Saved data entries:
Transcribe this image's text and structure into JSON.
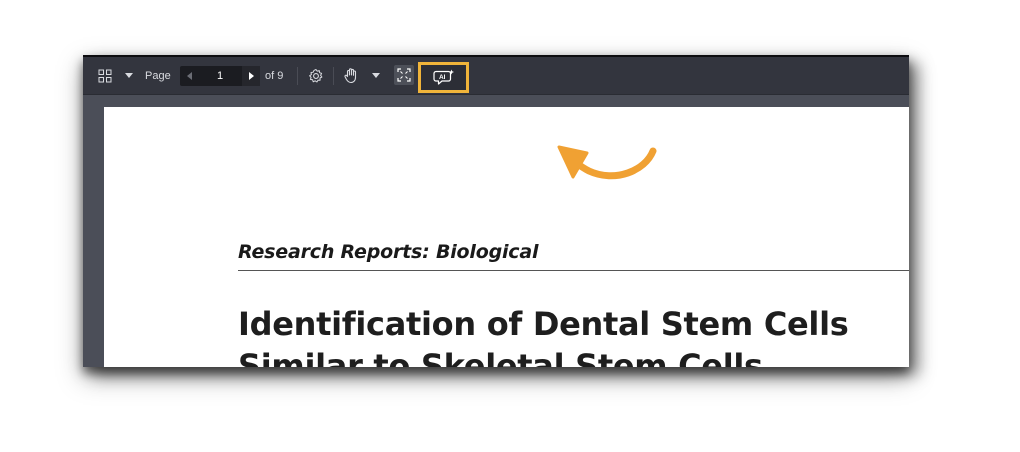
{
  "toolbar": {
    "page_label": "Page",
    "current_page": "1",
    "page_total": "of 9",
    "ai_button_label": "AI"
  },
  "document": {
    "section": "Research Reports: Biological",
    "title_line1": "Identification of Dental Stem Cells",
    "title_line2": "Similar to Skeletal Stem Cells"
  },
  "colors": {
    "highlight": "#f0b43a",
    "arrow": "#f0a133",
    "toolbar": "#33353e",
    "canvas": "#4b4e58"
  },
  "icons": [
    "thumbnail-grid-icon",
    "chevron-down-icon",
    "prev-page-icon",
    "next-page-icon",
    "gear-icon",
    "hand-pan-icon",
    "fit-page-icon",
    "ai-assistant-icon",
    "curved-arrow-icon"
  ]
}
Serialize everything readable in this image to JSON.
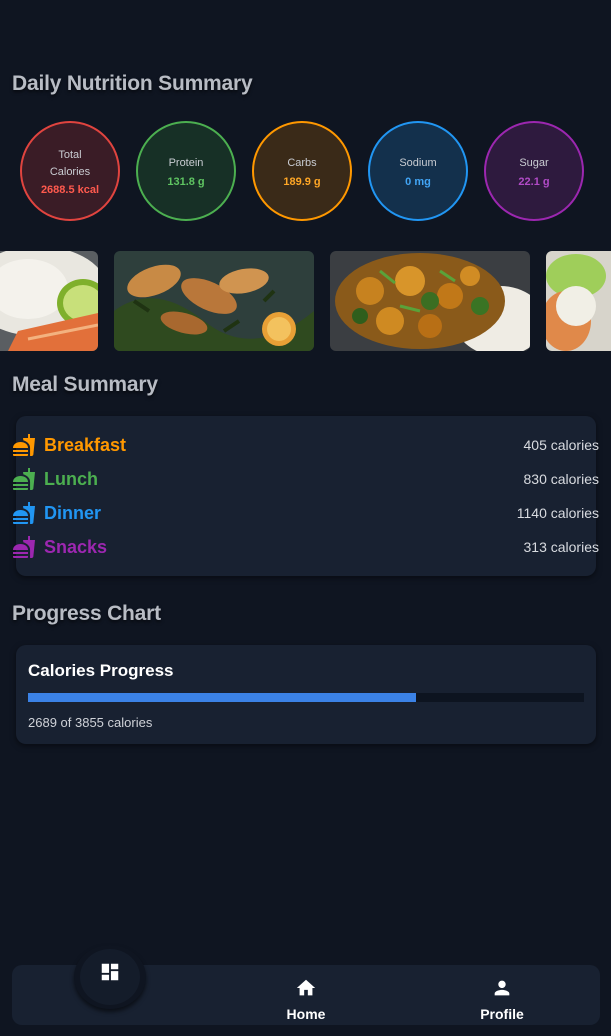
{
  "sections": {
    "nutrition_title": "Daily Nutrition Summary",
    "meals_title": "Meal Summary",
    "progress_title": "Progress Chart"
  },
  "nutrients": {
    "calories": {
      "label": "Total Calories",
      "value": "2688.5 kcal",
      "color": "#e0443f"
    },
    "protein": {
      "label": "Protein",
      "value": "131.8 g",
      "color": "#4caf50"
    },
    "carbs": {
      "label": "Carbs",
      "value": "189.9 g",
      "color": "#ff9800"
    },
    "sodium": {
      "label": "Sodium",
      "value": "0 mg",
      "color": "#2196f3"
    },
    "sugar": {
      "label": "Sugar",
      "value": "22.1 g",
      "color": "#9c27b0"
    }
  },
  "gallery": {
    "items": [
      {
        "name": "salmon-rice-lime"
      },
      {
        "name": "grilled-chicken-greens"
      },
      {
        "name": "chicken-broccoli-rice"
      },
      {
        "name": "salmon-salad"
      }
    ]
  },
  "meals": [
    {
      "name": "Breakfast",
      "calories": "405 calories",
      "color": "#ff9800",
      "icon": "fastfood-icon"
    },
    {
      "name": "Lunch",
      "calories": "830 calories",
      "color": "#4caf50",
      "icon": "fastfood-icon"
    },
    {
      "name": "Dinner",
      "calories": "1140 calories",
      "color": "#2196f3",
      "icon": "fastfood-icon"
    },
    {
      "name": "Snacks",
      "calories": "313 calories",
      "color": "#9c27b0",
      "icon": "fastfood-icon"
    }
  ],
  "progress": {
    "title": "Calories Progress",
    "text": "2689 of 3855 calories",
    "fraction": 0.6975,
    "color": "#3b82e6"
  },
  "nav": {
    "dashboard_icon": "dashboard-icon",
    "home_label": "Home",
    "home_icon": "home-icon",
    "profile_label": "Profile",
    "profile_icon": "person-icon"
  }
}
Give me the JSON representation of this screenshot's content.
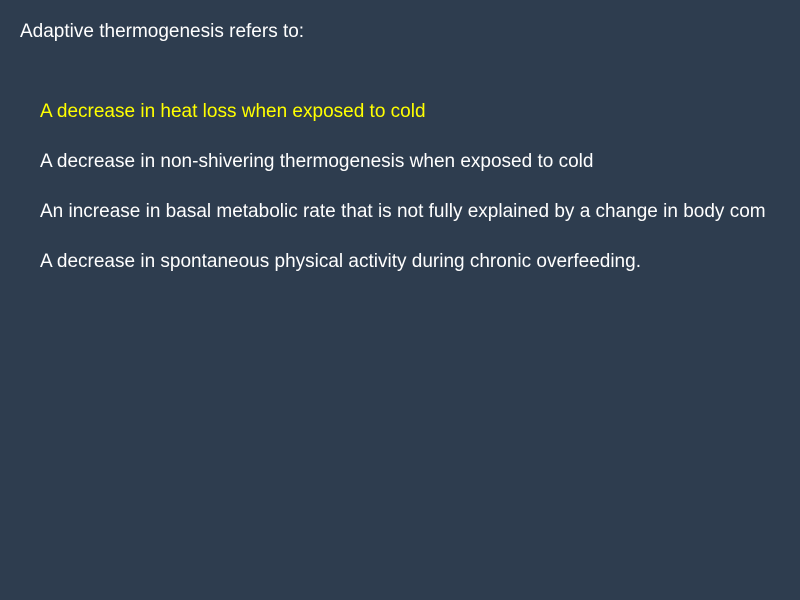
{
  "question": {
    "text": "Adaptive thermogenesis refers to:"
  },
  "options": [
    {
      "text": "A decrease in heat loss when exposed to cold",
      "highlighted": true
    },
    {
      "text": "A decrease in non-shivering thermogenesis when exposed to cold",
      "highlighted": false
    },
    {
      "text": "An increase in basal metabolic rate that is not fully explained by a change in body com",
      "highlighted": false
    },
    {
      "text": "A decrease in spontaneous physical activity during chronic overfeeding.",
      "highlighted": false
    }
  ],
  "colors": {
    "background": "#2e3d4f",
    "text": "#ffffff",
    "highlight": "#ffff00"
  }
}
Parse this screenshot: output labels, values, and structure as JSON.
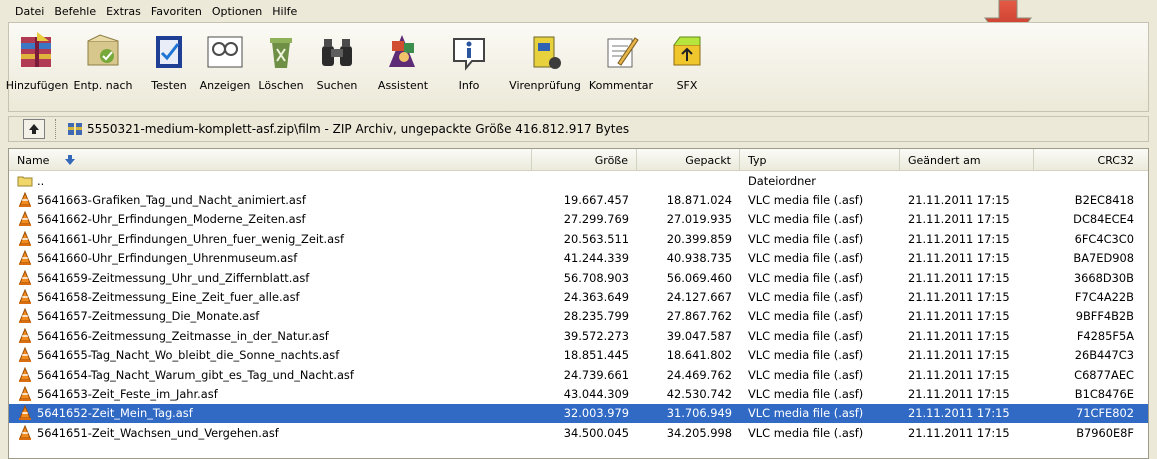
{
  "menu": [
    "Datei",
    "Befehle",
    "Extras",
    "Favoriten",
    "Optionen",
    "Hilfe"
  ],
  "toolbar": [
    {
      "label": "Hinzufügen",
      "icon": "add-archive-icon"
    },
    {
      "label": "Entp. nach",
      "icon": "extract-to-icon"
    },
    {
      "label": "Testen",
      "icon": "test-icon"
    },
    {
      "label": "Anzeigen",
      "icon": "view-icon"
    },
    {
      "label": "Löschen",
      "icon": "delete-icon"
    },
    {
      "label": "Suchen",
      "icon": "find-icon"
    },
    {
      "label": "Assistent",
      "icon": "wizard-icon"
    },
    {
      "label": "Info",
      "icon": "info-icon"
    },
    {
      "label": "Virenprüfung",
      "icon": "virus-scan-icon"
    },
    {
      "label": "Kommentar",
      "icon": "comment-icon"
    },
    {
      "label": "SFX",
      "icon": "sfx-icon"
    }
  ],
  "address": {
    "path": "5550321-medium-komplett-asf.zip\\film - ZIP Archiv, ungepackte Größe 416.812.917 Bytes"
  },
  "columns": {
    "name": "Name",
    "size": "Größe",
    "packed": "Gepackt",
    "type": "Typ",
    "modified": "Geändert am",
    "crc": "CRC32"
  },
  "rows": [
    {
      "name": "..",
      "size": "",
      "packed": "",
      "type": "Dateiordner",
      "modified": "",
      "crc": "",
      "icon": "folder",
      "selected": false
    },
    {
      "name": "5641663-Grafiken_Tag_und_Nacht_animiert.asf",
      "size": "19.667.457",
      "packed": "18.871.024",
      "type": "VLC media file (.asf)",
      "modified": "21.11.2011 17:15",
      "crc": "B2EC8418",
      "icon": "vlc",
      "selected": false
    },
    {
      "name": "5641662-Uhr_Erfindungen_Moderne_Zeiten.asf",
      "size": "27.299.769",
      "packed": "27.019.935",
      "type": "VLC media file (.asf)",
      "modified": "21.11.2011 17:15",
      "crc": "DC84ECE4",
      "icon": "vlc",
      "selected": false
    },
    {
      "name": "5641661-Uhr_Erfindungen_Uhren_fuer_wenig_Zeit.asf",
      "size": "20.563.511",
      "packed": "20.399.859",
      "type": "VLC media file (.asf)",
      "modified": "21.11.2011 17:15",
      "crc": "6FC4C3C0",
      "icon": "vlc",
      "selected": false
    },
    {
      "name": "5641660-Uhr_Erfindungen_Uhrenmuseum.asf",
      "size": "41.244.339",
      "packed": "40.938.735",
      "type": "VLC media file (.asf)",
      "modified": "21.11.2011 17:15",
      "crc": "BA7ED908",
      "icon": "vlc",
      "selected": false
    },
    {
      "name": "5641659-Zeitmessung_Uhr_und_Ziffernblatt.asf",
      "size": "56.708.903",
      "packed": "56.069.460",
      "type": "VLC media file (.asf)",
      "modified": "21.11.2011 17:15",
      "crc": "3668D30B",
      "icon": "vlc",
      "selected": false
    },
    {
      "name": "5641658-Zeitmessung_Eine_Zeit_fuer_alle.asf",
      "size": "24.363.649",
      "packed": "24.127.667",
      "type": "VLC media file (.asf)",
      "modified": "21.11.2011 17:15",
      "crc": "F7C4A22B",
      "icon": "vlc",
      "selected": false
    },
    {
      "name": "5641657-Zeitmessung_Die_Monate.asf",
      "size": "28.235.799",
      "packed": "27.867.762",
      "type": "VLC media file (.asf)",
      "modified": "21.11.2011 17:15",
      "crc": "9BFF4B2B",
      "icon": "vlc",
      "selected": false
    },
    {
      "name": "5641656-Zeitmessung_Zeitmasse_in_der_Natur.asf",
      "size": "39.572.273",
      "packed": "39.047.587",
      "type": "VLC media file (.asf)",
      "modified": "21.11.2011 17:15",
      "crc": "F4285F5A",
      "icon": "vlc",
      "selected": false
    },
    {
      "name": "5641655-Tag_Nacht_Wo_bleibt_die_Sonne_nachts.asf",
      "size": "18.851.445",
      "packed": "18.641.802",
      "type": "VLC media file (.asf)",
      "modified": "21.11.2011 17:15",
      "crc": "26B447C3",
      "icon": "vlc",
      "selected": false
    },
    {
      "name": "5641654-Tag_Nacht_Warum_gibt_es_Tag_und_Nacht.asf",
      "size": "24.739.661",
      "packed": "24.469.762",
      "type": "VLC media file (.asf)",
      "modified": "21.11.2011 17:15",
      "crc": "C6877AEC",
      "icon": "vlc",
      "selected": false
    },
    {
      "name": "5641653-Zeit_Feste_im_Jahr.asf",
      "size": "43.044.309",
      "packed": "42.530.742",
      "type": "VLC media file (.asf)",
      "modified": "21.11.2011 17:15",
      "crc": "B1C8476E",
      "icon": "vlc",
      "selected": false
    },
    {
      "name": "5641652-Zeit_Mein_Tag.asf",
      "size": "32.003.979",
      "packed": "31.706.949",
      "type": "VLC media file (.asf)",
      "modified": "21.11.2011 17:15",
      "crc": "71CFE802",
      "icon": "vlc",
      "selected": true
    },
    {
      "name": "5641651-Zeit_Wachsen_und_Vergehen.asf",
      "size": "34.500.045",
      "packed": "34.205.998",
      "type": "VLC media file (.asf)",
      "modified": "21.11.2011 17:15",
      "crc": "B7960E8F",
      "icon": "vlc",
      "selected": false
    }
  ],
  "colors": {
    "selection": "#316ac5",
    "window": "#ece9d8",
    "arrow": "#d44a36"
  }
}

**What to produce**
What is the number of lines in the records that contain the word "Cells"? Answer with the number and nothing else.

**Reply to the exercise**
2